### What the task requires
Collect every line in the records below that contains the word "screenshot".

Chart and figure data
━━━━

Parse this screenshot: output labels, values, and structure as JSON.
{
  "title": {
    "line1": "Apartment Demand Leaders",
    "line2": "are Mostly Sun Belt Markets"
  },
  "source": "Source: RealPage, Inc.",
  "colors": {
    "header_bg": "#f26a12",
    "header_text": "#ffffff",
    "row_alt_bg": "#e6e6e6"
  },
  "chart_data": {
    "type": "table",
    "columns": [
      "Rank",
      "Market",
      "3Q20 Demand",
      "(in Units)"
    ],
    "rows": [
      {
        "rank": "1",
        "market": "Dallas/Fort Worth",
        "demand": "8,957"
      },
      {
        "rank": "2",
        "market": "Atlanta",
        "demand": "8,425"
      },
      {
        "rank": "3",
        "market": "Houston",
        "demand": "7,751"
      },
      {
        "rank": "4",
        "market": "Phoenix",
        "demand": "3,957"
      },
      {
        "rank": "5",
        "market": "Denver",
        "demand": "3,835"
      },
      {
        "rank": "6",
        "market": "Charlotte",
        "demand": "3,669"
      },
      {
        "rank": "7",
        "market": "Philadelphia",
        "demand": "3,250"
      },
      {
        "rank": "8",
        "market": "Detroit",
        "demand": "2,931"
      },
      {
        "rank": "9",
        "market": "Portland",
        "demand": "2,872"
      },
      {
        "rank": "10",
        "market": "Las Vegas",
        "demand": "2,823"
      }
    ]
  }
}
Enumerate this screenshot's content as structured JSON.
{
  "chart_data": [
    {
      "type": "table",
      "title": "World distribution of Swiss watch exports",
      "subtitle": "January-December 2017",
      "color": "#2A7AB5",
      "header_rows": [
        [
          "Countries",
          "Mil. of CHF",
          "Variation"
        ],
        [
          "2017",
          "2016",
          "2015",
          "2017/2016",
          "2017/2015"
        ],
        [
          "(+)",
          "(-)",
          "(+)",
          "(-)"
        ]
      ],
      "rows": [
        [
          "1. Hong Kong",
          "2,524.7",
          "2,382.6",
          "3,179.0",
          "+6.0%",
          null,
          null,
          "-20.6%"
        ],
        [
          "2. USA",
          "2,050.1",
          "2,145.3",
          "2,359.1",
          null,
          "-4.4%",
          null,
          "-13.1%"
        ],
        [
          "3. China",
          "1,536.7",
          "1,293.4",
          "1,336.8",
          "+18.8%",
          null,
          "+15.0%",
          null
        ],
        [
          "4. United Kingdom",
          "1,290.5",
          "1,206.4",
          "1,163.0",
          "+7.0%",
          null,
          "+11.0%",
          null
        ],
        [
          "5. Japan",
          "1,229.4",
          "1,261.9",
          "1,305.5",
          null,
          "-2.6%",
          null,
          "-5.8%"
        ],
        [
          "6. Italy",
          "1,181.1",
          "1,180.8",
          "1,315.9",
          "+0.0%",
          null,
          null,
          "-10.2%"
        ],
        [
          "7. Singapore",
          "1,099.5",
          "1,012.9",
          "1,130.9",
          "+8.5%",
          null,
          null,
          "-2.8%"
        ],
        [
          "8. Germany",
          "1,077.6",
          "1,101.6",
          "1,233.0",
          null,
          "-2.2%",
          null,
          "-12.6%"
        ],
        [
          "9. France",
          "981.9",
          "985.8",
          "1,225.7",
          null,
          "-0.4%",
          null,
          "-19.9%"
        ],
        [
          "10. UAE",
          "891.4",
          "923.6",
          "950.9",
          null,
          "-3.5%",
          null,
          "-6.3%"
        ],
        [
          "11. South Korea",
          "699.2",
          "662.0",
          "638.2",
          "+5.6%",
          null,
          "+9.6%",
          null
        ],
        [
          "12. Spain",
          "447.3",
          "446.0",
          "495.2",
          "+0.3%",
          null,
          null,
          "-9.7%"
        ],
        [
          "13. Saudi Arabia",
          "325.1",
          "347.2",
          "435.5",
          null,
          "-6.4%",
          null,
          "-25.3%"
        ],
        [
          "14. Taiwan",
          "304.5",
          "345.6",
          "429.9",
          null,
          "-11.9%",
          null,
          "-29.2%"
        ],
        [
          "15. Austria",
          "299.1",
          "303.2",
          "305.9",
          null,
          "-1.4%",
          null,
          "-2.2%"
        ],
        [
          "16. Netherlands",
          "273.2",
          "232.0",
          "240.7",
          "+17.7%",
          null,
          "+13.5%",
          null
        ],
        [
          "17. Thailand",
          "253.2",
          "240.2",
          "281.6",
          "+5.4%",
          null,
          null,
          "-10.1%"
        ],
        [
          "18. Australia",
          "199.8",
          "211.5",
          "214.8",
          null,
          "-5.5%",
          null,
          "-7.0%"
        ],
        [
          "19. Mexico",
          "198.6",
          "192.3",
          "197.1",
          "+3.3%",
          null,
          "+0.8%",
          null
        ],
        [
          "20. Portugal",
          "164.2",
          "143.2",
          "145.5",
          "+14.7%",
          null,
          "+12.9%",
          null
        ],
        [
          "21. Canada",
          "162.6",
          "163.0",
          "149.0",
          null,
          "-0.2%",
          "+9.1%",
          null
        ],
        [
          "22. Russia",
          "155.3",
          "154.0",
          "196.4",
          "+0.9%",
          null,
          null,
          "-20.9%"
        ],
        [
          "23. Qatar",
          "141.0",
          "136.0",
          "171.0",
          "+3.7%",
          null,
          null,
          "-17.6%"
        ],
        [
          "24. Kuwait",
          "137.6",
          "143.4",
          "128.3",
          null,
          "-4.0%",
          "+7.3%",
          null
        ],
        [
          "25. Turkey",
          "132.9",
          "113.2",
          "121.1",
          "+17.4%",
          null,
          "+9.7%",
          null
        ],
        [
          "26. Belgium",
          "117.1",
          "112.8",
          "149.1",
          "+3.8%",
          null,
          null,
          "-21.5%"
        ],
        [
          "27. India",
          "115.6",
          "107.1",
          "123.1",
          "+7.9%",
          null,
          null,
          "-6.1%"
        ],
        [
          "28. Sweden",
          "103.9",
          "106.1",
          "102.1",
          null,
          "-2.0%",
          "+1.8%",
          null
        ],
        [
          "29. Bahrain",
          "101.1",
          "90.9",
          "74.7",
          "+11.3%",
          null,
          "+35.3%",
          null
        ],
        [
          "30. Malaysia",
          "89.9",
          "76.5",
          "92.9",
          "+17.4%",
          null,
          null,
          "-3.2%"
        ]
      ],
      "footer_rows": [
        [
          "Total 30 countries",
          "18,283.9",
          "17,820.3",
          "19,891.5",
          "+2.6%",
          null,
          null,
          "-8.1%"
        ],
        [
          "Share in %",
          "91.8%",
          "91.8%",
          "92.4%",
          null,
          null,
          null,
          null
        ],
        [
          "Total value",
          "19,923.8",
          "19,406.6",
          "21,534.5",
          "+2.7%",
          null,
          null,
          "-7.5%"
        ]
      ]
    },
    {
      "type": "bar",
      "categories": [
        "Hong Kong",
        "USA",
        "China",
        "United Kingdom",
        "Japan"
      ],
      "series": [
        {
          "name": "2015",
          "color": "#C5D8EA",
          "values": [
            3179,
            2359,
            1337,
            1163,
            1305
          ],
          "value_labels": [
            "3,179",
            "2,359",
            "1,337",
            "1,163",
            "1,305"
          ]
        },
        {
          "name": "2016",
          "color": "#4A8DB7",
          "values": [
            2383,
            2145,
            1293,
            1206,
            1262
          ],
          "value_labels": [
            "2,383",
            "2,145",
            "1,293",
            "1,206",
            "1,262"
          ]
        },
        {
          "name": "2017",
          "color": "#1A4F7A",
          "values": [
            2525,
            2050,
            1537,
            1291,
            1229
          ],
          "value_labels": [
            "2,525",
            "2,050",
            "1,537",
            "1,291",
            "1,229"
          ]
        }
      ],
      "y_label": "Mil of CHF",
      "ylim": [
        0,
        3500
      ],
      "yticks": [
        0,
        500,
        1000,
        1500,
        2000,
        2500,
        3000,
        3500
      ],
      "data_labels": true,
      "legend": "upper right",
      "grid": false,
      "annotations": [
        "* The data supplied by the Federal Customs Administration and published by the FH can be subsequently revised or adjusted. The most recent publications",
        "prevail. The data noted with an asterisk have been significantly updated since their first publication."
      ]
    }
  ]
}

━━━━

### Solved exercise
Parse this screenshot: output labels, values, and structure as JSON.
Enumerate this screenshot's content as structured JSON.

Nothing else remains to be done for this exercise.